# [Task instructions]
Present the following data again exactly as it is shown.

# [Dataset extract]
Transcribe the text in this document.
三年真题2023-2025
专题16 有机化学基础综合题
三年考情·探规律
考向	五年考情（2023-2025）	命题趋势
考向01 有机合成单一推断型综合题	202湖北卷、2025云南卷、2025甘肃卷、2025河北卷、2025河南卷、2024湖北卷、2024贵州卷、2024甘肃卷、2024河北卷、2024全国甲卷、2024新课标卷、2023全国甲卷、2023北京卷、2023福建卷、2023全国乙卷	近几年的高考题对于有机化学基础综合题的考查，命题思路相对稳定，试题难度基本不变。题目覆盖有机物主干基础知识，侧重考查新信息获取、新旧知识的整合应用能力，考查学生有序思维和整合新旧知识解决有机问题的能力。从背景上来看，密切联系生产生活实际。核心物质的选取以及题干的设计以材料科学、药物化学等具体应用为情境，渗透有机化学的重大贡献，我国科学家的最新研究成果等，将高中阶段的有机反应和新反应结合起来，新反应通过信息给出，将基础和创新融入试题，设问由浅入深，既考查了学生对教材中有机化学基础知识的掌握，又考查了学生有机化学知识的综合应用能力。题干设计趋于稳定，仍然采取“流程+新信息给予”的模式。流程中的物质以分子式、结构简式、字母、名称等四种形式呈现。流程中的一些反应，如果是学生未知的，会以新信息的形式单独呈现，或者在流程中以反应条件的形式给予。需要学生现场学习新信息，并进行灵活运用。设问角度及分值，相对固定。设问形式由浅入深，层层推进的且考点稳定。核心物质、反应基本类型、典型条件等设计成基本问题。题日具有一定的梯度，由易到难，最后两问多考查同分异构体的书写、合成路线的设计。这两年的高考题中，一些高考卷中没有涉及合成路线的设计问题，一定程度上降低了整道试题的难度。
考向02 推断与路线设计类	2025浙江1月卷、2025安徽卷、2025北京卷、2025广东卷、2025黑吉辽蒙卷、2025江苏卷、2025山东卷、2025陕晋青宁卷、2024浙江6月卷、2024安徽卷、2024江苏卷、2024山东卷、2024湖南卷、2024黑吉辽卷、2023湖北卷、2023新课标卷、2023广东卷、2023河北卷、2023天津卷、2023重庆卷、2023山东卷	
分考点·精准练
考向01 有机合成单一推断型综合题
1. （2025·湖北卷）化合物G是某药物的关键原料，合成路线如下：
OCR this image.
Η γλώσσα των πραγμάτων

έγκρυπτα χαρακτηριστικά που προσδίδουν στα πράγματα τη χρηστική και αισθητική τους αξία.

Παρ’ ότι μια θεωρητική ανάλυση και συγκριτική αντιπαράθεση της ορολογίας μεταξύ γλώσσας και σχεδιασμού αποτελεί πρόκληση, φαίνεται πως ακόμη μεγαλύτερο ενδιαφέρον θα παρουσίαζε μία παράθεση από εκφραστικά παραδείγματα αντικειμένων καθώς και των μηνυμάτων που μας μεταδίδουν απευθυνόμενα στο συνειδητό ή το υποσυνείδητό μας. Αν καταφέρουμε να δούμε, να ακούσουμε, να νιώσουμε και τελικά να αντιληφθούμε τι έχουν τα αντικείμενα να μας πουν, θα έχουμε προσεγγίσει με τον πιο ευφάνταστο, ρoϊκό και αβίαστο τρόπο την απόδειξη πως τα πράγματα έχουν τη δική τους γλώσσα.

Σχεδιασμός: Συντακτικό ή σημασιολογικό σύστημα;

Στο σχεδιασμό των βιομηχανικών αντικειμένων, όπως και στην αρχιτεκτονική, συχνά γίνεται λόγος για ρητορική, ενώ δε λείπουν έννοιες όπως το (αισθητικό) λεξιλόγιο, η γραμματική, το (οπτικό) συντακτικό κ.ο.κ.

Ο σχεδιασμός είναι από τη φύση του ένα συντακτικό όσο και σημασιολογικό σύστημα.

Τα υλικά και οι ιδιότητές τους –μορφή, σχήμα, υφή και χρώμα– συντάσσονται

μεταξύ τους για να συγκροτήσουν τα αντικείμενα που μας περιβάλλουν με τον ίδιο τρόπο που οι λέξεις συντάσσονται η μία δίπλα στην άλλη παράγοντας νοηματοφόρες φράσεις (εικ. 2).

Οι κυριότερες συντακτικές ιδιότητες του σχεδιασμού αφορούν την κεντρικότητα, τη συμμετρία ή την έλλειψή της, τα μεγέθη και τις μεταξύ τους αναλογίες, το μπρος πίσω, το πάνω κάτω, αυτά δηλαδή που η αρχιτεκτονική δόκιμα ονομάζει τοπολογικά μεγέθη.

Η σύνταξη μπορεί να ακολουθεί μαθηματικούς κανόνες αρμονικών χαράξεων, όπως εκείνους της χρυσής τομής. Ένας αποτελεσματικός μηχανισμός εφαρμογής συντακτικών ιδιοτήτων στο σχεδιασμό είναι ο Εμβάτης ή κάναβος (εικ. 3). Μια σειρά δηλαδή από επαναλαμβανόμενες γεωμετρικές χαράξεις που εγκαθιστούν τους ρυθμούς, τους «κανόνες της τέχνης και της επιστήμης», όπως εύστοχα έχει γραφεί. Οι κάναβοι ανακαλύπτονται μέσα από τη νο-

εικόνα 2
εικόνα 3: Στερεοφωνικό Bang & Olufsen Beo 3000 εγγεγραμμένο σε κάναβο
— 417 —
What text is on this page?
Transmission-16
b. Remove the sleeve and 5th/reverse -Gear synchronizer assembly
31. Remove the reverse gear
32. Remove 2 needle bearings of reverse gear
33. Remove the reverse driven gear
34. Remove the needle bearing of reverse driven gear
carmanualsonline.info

# [Answer in full]
Transcribe the text in this document.
三年真题2023-2025
专题16 有机化学基础综合题
三年考情·探规律
考向	五年考情（2023-2025）	命题趋势
考向01 有机合成单一推断型综合题	202湖北卷、2025云南卷、2025甘肃卷、2025河北卷、2025河南卷、2024湖北卷、2024贵州卷、2024甘肃卷、2024河北卷、2024全国甲卷、2024新课标卷、2023全国甲卷、2023北京卷、2023福建卷、2023全国乙卷	近几年的高考题对于有机化学基础综合题的考查，命题思路相对稳定，试题难度基本不变。题目覆盖有机物主干基础知识，侧重考查新信息获取、新旧知识的整合应用能力，考查学生有序思维和整合新旧知识解决有机问题的能力。从背景上来看，密切联系生产生活实际。核心物质的选取以及题干的设计以材料科学、药物化学等具体应用为情境，渗透有机化学的重大贡献，我国科学家的最新研究成果等，将高中阶段的有机反应和新反应结合起来，新反应通过信息给出，将基础和创新融入试题，设问由浅入深，既考查了学生对教材中有机化学基础知识的掌握，又考查了学生有机化学知识的综合应用能力。题干设计趋于稳定，仍然采取“流程+新信息给予”的模式。流程中的物质以分子式、结构简式、字母、名称等四种形式呈现。流程中的一些反应，如果是学生未知的，会以新信息的形式单独呈现，或者在流程中以反应条件的形式给予。需要学生现场学习新信息，并进行灵活运用。设问角度及分值，相对固定。设问形式由浅入深，层层推进的且考点稳定。核心物质、反应基本类型、典型条件等设计成基本问题。题日具有一定的梯度，由易到难，最后两问多考查同分异构体的书写、合成路线的设计。这两年的高考题中，一些高考卷中没有涉及合成路线的设计问题，一定程度上降低了整道试题的难度。
考向02 推断与路线设计类	2025浙江1月卷、2025安徽卷、2025北京卷、2025广东卷、2025黑吉辽蒙卷、2025江苏卷、2025山东卷、2025陕晋青宁卷、2024浙江6月卷、2024安徽卷、2024江苏卷、2024山东卷、2024湖南卷、2024黑吉辽卷、2023湖北卷、2023新课标卷、2023广东卷、2023河北卷、2023天津卷、2023重庆卷、2023山东卷	
分考点·精准练
考向01 有机合成单一推断型综合题
1. （2025·湖北卷）化合物G是某药物的关键原料，合成路线如下：
OCR this image.
Η γλώσσα των πραγμάτων

έγκρυπτα χαρακτηριστικά που προσδίδουν στα πράγματα τη χρηστική και αισθητική τους αξία.

Παρ’ ότι μια θεωρητική ανάλυση και συγκριτική αντιπαράθεση της ορολογίας μεταξύ γλώσσας και σχεδιασμού αποτελεί πρόκληση, φαίνεται πως ακόμη μεγαλύτερο ενδιαφέρον θα παρουσίαζε μία παράθεση από εκφραστικά παραδείγματα αντικειμένων καθώς και των μηνυμάτων που μας μεταδίδουν απευθυνόμενα στο συνειδητό ή το υποσυνείδητό μας. Αν καταφέρουμε να δούμε, να ακούσουμε, να νιώσουμε και τελικά να αντιληφθούμε τι έχουν τα αντικείμενα να μας πουν, θα έχουμε προσεγγίσει με τον πιο ευφάνταστο, ρoϊκό και αβίαστο τρόπο την απόδειξη πως τα πράγματα έχουν τη δική τους γλώσσα.

Σχεδιασμός: Συντακτικό ή σημασιολογικό σύστημα;

Στο σχεδιασμό των βιομηχανικών αντικειμένων, όπως και στην αρχιτεκτονική, συχνά γίνεται λόγος για ρητορική, ενώ δε λείπουν έννοιες όπως το (αισθητικό) λεξιλόγιο, η γραμματική, το (οπτικό) συντακτικό κ.ο.κ.

Ο σχεδιασμός είναι από τη φύση του ένα συντακτικό όσο και σημασιολογικό σύστημα.

Τα υλικά και οι ιδιότητές τους –μορφή, σχήμα, υφή και χρώμα– συντάσσονται

μεταξύ τους για να συγκροτήσουν τα αντικείμενα που μας περιβάλλουν με τον ίδιο τρόπο που οι λέξεις συντάσσονται η μία δίπλα στην άλλη παράγοντας νοηματοφόρες φράσεις (εικ. 2).

Οι κυριότερες συντακτικές ιδιότητες του σχεδιασμού αφορούν την κεντρικότητα, τη συμμετρία ή την έλλειψή της, τα μεγέθη και τις μεταξύ τους αναλογίες, το μπρος πίσω, το πάνω κάτω, αυτά δηλαδή που η αρχιτεκτονική δόκιμα ονομάζει τοπολογικά μεγέθη.

Η σύνταξη μπορεί να ακολουθεί μαθηματικούς κανόνες αρμονικών χαράξεων, όπως εκείνους της χρυσής τομής. Ένας αποτελεσματικός μηχανισμός εφαρμογής συντακτικών ιδιοτήτων στο σχεδιασμό είναι ο Εμβάτης ή κάναβος (εικ. 3). Μια σειρά δηλαδή από επαναλαμβανόμενες γεωμετρικές χαράξεις που εγκαθιστούν τους ρυθμούς, τους «κανόνες της τέχνης και της επιστήμης», όπως εύστοχα έχει γραφεί. Οι κάναβοι ανακαλύπτονται μέσα από τη νο-

εικόνα 2
εικόνα 3: Στερεοφωνικό Bang & Olufsen Beo 3000 εγγεγραμμένο σε κάναβο
— 417 —
What text is on this page?
Transmission-16
b. Remove the sleeve and 5th/reverse -Gear synchronizer assembly
31. Remove the reverse gear
32. Remove 2 needle bearings of reverse gear
33. Remove the reverse driven gear
34. Remove the needle bearing of reverse driven gear
carmanualsonline.info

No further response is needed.